## Provided information

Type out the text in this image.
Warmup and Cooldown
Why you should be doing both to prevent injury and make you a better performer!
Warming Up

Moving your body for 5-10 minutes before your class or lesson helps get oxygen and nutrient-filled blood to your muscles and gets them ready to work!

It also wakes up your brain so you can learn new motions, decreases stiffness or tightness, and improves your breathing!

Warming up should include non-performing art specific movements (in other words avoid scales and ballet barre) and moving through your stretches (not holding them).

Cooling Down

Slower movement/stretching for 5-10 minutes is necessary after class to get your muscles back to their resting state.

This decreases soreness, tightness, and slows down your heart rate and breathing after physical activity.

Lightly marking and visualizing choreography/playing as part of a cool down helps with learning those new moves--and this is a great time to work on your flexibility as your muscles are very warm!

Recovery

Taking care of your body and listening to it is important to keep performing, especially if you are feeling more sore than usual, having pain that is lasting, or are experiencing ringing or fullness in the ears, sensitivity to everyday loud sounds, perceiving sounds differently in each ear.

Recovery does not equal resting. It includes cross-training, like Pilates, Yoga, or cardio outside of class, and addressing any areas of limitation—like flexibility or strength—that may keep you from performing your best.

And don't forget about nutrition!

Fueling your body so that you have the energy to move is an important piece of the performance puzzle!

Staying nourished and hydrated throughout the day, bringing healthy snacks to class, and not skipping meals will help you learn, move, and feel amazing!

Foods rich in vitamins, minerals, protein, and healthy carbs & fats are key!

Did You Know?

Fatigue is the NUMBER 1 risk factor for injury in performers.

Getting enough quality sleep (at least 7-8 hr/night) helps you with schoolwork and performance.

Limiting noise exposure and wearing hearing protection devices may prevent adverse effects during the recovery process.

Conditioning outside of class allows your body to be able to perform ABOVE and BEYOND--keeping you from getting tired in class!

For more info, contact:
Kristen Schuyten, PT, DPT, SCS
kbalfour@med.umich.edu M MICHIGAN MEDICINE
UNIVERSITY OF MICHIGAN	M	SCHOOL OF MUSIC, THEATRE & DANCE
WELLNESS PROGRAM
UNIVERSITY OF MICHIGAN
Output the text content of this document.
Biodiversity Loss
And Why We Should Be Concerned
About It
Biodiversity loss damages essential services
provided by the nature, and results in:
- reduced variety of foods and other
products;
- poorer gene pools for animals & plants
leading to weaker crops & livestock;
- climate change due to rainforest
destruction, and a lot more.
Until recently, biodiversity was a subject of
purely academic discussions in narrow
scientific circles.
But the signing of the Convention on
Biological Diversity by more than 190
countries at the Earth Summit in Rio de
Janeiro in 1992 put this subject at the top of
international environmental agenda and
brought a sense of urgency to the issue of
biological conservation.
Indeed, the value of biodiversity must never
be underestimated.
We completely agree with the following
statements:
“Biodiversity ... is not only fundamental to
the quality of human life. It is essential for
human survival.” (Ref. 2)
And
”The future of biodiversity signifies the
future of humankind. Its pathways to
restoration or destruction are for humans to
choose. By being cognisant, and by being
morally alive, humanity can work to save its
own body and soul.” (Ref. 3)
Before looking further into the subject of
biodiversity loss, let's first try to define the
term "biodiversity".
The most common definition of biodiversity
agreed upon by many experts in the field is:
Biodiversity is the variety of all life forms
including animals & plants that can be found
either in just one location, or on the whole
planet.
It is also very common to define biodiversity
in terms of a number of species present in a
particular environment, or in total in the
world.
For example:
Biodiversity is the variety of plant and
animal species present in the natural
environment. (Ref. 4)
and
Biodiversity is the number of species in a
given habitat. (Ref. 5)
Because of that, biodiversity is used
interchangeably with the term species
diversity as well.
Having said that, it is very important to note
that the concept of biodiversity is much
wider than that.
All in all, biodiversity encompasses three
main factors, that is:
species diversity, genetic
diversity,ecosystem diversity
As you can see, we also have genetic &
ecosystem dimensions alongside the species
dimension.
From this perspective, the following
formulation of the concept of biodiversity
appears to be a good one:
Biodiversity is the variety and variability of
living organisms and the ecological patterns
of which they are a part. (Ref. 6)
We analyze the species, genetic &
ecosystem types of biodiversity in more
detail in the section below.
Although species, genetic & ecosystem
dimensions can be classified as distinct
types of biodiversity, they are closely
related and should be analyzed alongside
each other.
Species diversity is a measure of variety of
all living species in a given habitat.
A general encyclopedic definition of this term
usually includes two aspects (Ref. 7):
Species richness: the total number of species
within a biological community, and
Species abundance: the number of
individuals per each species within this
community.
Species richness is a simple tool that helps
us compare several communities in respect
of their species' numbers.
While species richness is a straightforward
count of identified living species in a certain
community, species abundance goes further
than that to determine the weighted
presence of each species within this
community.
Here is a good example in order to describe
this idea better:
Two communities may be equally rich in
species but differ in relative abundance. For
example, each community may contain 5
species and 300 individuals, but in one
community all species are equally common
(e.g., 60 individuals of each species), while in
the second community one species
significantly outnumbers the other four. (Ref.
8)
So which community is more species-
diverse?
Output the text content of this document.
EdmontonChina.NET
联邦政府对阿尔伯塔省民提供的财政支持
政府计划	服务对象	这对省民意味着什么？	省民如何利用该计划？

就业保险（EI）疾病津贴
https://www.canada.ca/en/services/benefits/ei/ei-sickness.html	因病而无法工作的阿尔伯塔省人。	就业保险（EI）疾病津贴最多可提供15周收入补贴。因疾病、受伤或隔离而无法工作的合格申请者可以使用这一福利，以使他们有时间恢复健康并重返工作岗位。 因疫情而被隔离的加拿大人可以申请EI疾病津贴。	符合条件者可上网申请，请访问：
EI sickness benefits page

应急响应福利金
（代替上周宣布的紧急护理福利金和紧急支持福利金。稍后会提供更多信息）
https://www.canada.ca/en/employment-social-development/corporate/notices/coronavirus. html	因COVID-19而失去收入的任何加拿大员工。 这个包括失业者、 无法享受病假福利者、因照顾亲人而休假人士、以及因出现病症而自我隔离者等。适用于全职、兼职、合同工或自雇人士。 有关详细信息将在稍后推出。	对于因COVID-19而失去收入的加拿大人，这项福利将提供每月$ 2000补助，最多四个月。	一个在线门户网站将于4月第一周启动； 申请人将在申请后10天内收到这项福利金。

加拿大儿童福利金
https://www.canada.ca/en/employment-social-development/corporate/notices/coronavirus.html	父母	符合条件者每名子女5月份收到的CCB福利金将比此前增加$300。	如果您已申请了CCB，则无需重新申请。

## What is needed
Your task is to retype all of the lines above exactly.

## Response below
Type out the text in this image.
Warmup and Cooldown
Why you should be doing both to prevent injury and make you a better performer!
Warming Up

Moving your body for 5-10 minutes before your class or lesson helps get oxygen and nutrient-filled blood to your muscles and gets them ready to work!

It also wakes up your brain so you can learn new motions, decreases stiffness or tightness, and improves your breathing!

Warming up should include non-performing art specific movements (in other words avoid scales and ballet barre) and moving through your stretches (not holding them).

Cooling Down

Slower movement/stretching for 5-10 minutes is necessary after class to get your muscles back to their resting state.

This decreases soreness, tightness, and slows down your heart rate and breathing after physical activity.

Lightly marking and visualizing choreography/playing as part of a cool down helps with learning those new moves--and this is a great time to work on your flexibility as your muscles are very warm!

Recovery

Taking care of your body and listening to it is important to keep performing, especially if you are feeling more sore than usual, having pain that is lasting, or are experiencing ringing or fullness in the ears, sensitivity to everyday loud sounds, perceiving sounds differently in each ear.

Recovery does not equal resting. It includes cross-training, like Pilates, Yoga, or cardio outside of class, and addressing any areas of limitation—like flexibility or strength—that may keep you from performing your best.

And don't forget about nutrition!

Fueling your body so that you have the energy to move is an important piece of the performance puzzle!

Staying nourished and hydrated throughout the day, bringing healthy snacks to class, and not skipping meals will help you learn, move, and feel amazing!

Foods rich in vitamins, minerals, protein, and healthy carbs & fats are key!

Did You Know?

Fatigue is the NUMBER 1 risk factor for injury in performers.

Getting enough quality sleep (at least 7-8 hr/night) helps you with schoolwork and performance.

Limiting noise exposure and wearing hearing protection devices may prevent adverse effects during the recovery process.

Conditioning outside of class allows your body to be able to perform ABOVE and BEYOND--keeping you from getting tired in class!

For more info, contact:
Kristen Schuyten, PT, DPT, SCS
kbalfour@med.umich.edu M MICHIGAN MEDICINE
UNIVERSITY OF MICHIGAN	M	SCHOOL OF MUSIC, THEATRE & DANCE
WELLNESS PROGRAM
UNIVERSITY OF MICHIGAN
Output the text content of this document.
Biodiversity Loss
And Why We Should Be Concerned
About It
Biodiversity loss damages essential services
provided by the nature, and results in:
- reduced variety of foods and other
products;
- poorer gene pools for animals & plants
leading to weaker crops & livestock;
- climate change due to rainforest
destruction, and a lot more.
Until recently, biodiversity was a subject of
purely academic discussions in narrow
scientific circles.
But the signing of the Convention on
Biological Diversity by more than 190
countries at the Earth Summit in Rio de
Janeiro in 1992 put this subject at the top of
international environmental agenda and
brought a sense of urgency to the issue of
biological conservation.
Indeed, the value of biodiversity must never
be underestimated.
We completely agree with the following
statements:
“Biodiversity ... is not only fundamental to
the quality of human life. It is essential for
human survival.” (Ref. 2)
And
”The future of biodiversity signifies the
future of humankind. Its pathways to
restoration or destruction are for humans to
choose. By being cognisant, and by being
morally alive, humanity can work to save its
own body and soul.” (Ref. 3)
Before looking further into the subject of
biodiversity loss, let's first try to define the
term "biodiversity".
The most common definition of biodiversity
agreed upon by many experts in the field is:
Biodiversity is the variety of all life forms
including animals & plants that can be found
either in just one location, or on the whole
planet.
It is also very common to define biodiversity
in terms of a number of species present in a
particular environment, or in total in the
world.
For example:
Biodiversity is the variety of plant and
animal species present in the natural
environment. (Ref. 4)
and
Biodiversity is the number of species in a
given habitat. (Ref. 5)
Because of that, biodiversity is used
interchangeably with the term species
diversity as well.
Having said that, it is very important to note
that the concept of biodiversity is much
wider than that.
All in all, biodiversity encompasses three
main factors, that is:
species diversity, genetic
diversity,ecosystem diversity
As you can see, we also have genetic &
ecosystem dimensions alongside the species
dimension.
From this perspective, the following
formulation of the concept of biodiversity
appears to be a good one:
Biodiversity is the variety and variability of
living organisms and the ecological patterns
of which they are a part. (Ref. 6)
We analyze the species, genetic &
ecosystem types of biodiversity in more
detail in the section below.
Although species, genetic & ecosystem
dimensions can be classified as distinct
types of biodiversity, they are closely
related and should be analyzed alongside
each other.
Species diversity is a measure of variety of
all living species in a given habitat.
A general encyclopedic definition of this term
usually includes two aspects (Ref. 7):
Species richness: the total number of species
within a biological community, and
Species abundance: the number of
individuals per each species within this
community.
Species richness is a simple tool that helps
us compare several communities in respect
of their species' numbers.
While species richness is a straightforward
count of identified living species in a certain
community, species abundance goes further
than that to determine the weighted
presence of each species within this
community.
Here is a good example in order to describe
this idea better:
Two communities may be equally rich in
species but differ in relative abundance. For
example, each community may contain 5
species and 300 individuals, but in one
community all species are equally common
(e.g., 60 individuals of each species), while in
the second community one species
significantly outnumbers the other four. (Ref.
8)
So which community is more species-
diverse?
Output the text content of this document.
EdmontonChina.NET
联邦政府对阿尔伯塔省民提供的财政支持
政府计划	服务对象	这对省民意味着什么？	省民如何利用该计划？

就业保险（EI）疾病津贴
https://www.canada.ca/en/services/benefits/ei/ei-sickness.html	因病而无法工作的阿尔伯塔省人。	就业保险（EI）疾病津贴最多可提供15周收入补贴。因疾病、受伤或隔离而无法工作的合格申请者可以使用这一福利，以使他们有时间恢复健康并重返工作岗位。 因疫情而被隔离的加拿大人可以申请EI疾病津贴。	符合条件者可上网申请，请访问：
EI sickness benefits page

应急响应福利金
（代替上周宣布的紧急护理福利金和紧急支持福利金。稍后会提供更多信息）
https://www.canada.ca/en/employment-social-development/corporate/notices/coronavirus. html	因COVID-19而失去收入的任何加拿大员工。 这个包括失业者、 无法享受病假福利者、因照顾亲人而休假人士、以及因出现病症而自我隔离者等。适用于全职、兼职、合同工或自雇人士。 有关详细信息将在稍后推出。	对于因COVID-19而失去收入的加拿大人，这项福利将提供每月$ 2000补助，最多四个月。	一个在线门户网站将于4月第一周启动； 申请人将在申请后10天内收到这项福利金。

加拿大儿童福利金
https://www.canada.ca/en/employment-social-development/corporate/notices/coronavirus.html	父母	符合条件者每名子女5月份收到的CCB福利金将比此前增加$300。	如果您已申请了CCB，则无需重新申请。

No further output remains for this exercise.